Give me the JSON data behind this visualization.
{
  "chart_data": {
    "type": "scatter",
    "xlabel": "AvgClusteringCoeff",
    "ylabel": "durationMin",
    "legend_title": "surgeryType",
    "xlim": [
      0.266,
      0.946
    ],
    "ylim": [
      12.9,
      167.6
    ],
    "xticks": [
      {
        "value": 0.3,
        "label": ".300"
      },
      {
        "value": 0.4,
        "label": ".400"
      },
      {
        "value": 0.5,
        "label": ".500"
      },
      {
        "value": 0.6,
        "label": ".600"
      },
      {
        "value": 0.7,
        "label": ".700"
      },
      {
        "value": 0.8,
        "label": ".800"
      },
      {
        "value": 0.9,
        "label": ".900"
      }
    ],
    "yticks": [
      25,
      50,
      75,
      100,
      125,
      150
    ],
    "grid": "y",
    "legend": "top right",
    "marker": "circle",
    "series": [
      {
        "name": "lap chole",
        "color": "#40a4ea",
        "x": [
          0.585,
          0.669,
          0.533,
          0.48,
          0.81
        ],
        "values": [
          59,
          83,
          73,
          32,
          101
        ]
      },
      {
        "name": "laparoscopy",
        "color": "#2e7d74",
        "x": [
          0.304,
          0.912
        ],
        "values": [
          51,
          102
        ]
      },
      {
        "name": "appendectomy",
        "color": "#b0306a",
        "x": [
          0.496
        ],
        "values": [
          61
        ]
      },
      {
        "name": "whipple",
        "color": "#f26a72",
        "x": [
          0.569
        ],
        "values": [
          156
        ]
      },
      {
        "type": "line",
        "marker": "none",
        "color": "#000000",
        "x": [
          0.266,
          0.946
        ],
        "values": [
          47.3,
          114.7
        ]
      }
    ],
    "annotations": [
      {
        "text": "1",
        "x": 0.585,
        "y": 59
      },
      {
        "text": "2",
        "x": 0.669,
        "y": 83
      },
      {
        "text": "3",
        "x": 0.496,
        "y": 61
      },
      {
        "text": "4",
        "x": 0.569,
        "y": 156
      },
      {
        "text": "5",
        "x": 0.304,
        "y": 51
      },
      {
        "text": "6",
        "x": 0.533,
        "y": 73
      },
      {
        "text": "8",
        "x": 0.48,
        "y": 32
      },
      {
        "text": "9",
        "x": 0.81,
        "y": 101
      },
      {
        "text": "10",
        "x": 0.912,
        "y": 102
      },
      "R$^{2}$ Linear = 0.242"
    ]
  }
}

Written problem. Every record shown above must be echoed exactly.

Reply to the exercise.
Give me the JSON data behind this visualization.
{
  "chart_data": {
    "type": "scatter",
    "xlabel": "AvgClusteringCoeff",
    "ylabel": "durationMin",
    "legend_title": "surgeryType",
    "xlim": [
      0.266,
      0.946
    ],
    "ylim": [
      12.9,
      167.6
    ],
    "xticks": [
      {
        "value": 0.3,
        "label": ".300"
      },
      {
        "value": 0.4,
        "label": ".400"
      },
      {
        "value": 0.5,
        "label": ".500"
      },
      {
        "value": 0.6,
        "label": ".600"
      },
      {
        "value": 0.7,
        "label": ".700"
      },
      {
        "value": 0.8,
        "label": ".800"
      },
      {
        "value": 0.9,
        "label": ".900"
      }
    ],
    "yticks": [
      25,
      50,
      75,
      100,
      125,
      150
    ],
    "grid": "y",
    "legend": "top right",
    "marker": "circle",
    "series": [
      {
        "name": "lap chole",
        "color": "#40a4ea",
        "x": [
          0.585,
          0.669,
          0.533,
          0.48,
          0.81
        ],
        "values": [
          59,
          83,
          73,
          32,
          101
        ]
      },
      {
        "name": "laparoscopy",
        "color": "#2e7d74",
        "x": [
          0.304,
          0.912
        ],
        "values": [
          51,
          102
        ]
      },
      {
        "name": "appendectomy",
        "color": "#b0306a",
        "x": [
          0.496
        ],
        "values": [
          61
        ]
      },
      {
        "name": "whipple",
        "color": "#f26a72",
        "x": [
          0.569
        ],
        "values": [
          156
        ]
      },
      {
        "type": "line",
        "marker": "none",
        "color": "#000000",
        "x": [
          0.266,
          0.946
        ],
        "values": [
          47.3,
          114.7
        ]
      }
    ],
    "annotations": [
      {
        "text": "1",
        "x": 0.585,
        "y": 59
      },
      {
        "text": "2",
        "x": 0.669,
        "y": 83
      },
      {
        "text": "3",
        "x": 0.496,
        "y": 61
      },
      {
        "text": "4",
        "x": 0.569,
        "y": 156
      },
      {
        "text": "5",
        "x": 0.304,
        "y": 51
      },
      {
        "text": "6",
        "x": 0.533,
        "y": 73
      },
      {
        "text": "8",
        "x": 0.48,
        "y": 32
      },
      {
        "text": "9",
        "x": 0.81,
        "y": 101
      },
      {
        "text": "10",
        "x": 0.912,
        "y": 102
      },
      "R$^{2}$ Linear = 0.242"
    ]
  }
}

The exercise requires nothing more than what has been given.